# Data for processing:
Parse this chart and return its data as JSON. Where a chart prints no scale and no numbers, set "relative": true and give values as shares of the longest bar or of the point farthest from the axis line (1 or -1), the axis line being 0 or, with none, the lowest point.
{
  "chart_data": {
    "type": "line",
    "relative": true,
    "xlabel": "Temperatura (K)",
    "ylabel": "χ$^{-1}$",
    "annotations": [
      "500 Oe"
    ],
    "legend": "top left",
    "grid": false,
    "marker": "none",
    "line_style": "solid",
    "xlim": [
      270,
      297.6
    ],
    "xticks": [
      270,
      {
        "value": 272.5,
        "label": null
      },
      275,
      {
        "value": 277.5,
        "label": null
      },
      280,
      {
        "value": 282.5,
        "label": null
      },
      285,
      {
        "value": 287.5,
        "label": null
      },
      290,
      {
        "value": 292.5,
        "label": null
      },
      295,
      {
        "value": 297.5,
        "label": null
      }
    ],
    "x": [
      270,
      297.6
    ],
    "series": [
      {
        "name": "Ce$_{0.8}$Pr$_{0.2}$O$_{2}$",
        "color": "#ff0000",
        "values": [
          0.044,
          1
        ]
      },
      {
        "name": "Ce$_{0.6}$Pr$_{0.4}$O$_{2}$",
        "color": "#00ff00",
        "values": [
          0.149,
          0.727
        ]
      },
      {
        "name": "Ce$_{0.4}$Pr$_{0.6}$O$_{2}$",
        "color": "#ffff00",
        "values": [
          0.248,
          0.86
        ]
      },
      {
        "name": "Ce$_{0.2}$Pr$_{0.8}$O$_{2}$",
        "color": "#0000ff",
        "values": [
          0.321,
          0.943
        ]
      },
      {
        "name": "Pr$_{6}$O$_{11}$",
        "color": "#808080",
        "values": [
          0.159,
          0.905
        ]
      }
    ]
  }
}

# Exercise details:
Restate the listing in full, word for word.

# Finished exercise:
Parse this chart and return its data as JSON. Where a chart prints no scale and no numbers, set "relative": true and give values as shares of the longest bar or of the point farthest from the axis line (1 or -1), the axis line being 0 or, with none, the lowest point.
{
  "chart_data": {
    "type": "line",
    "relative": true,
    "xlabel": "Temperatura (K)",
    "ylabel": "χ$^{-1}$",
    "annotations": [
      "500 Oe"
    ],
    "legend": "top left",
    "grid": false,
    "marker": "none",
    "line_style": "solid",
    "xlim": [
      270,
      297.6
    ],
    "xticks": [
      270,
      {
        "value": 272.5,
        "label": null
      },
      275,
      {
        "value": 277.5,
        "label": null
      },
      280,
      {
        "value": 282.5,
        "label": null
      },
      285,
      {
        "value": 287.5,
        "label": null
      },
      290,
      {
        "value": 292.5,
        "label": null
      },
      295,
      {
        "value": 297.5,
        "label": null
      }
    ],
    "x": [
      270,
      297.6
    ],
    "series": [
      {
        "name": "Ce$_{0.8}$Pr$_{0.2}$O$_{2}$",
        "color": "#ff0000",
        "values": [
          0.044,
          1
        ]
      },
      {
        "name": "Ce$_{0.6}$Pr$_{0.4}$O$_{2}$",
        "color": "#00ff00",
        "values": [
          0.149,
          0.727
        ]
      },
      {
        "name": "Ce$_{0.4}$Pr$_{0.6}$O$_{2}$",
        "color": "#ffff00",
        "values": [
          0.248,
          0.86
        ]
      },
      {
        "name": "Ce$_{0.2}$Pr$_{0.8}$O$_{2}$",
        "color": "#0000ff",
        "values": [
          0.321,
          0.943
        ]
      },
      {
        "name": "Pr$_{6}$O$_{11}$",
        "color": "#808080",
        "values": [
          0.159,
          0.905
        ]
      }
    ]
  }
}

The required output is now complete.